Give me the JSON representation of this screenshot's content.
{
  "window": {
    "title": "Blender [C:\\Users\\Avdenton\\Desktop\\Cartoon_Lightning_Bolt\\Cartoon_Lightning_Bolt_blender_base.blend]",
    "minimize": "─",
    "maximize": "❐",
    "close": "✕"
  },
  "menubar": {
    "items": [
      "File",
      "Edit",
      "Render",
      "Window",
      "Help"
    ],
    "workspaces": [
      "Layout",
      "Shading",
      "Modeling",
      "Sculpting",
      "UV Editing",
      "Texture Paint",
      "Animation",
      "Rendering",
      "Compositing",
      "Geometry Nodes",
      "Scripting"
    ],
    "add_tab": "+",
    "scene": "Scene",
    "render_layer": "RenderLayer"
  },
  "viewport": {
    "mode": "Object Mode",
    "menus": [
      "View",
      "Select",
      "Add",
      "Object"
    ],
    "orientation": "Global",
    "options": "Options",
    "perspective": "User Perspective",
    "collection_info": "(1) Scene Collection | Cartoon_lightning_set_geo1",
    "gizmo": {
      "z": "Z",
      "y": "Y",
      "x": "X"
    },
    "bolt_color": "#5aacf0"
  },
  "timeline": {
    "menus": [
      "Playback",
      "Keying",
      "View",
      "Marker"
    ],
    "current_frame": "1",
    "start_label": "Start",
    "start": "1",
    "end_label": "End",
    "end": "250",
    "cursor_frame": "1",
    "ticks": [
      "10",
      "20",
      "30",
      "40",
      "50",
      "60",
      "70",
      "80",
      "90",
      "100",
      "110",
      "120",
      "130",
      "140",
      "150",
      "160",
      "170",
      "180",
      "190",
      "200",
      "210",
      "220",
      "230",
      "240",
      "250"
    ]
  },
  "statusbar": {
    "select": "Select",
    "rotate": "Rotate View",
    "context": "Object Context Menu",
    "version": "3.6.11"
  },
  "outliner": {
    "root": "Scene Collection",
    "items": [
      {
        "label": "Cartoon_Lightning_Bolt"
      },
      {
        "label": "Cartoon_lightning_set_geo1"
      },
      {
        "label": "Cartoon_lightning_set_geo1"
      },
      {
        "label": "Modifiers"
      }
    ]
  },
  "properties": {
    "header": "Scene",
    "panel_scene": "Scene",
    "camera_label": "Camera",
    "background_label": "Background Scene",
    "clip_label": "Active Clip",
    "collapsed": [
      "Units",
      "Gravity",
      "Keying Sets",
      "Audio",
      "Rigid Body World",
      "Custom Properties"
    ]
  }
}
- - - -
## Exercise instructions
Can you reproduce all the material exactly?

## Reply to the exercise
Give me the JSON representation of this screenshot's content.
{
  "window": {
    "title": "Blender [C:\\Users\\Avdenton\\Desktop\\Cartoon_Lightning_Bolt\\Cartoon_Lightning_Bolt_blender_base.blend]",
    "minimize": "─",
    "maximize": "❐",
    "close": "✕"
  },
  "menubar": {
    "items": [
      "File",
      "Edit",
      "Render",
      "Window",
      "Help"
    ],
    "workspaces": [
      "Layout",
      "Shading",
      "Modeling",
      "Sculpting",
      "UV Editing",
      "Texture Paint",
      "Animation",
      "Rendering",
      "Compositing",
      "Geometry Nodes",
      "Scripting"
    ],
    "add_tab": "+",
    "scene": "Scene",
    "render_layer": "RenderLayer"
  },
  "viewport": {
    "mode": "Object Mode",
    "menus": [
      "View",
      "Select",
      "Add",
      "Object"
    ],
    "orientation": "Global",
    "options": "Options",
    "perspective": "User Perspective",
    "collection_info": "(1) Scene Collection | Cartoon_lightning_set_geo1",
    "gizmo": {
      "z": "Z",
      "y": "Y",
      "x": "X"
    },
    "bolt_color": "#5aacf0"
  },
  "timeline": {
    "menus": [
      "Playback",
      "Keying",
      "View",
      "Marker"
    ],
    "current_frame": "1",
    "start_label": "Start",
    "start": "1",
    "end_label": "End",
    "end": "250",
    "cursor_frame": "1",
    "ticks": [
      "10",
      "20",
      "30",
      "40",
      "50",
      "60",
      "70",
      "80",
      "90",
      "100",
      "110",
      "120",
      "130",
      "140",
      "150",
      "160",
      "170",
      "180",
      "190",
      "200",
      "210",
      "220",
      "230",
      "240",
      "250"
    ]
  },
  "statusbar": {
    "select": "Select",
    "rotate": "Rotate View",
    "context": "Object Context Menu",
    "version": "3.6.11"
  },
  "outliner": {
    "root": "Scene Collection",
    "items": [
      {
        "label": "Cartoon_Lightning_Bolt"
      },
      {
        "label": "Cartoon_lightning_set_geo1"
      },
      {
        "label": "Cartoon_lightning_set_geo1"
      },
      {
        "label": "Modifiers"
      }
    ]
  },
  "properties": {
    "header": "Scene",
    "panel_scene": "Scene",
    "camera_label": "Camera",
    "background_label": "Background Scene",
    "clip_label": "Active Clip",
    "collapsed": [
      "Units",
      "Gravity",
      "Keying Sets",
      "Audio",
      "Rigid Body World",
      "Custom Properties"
    ]
  }
}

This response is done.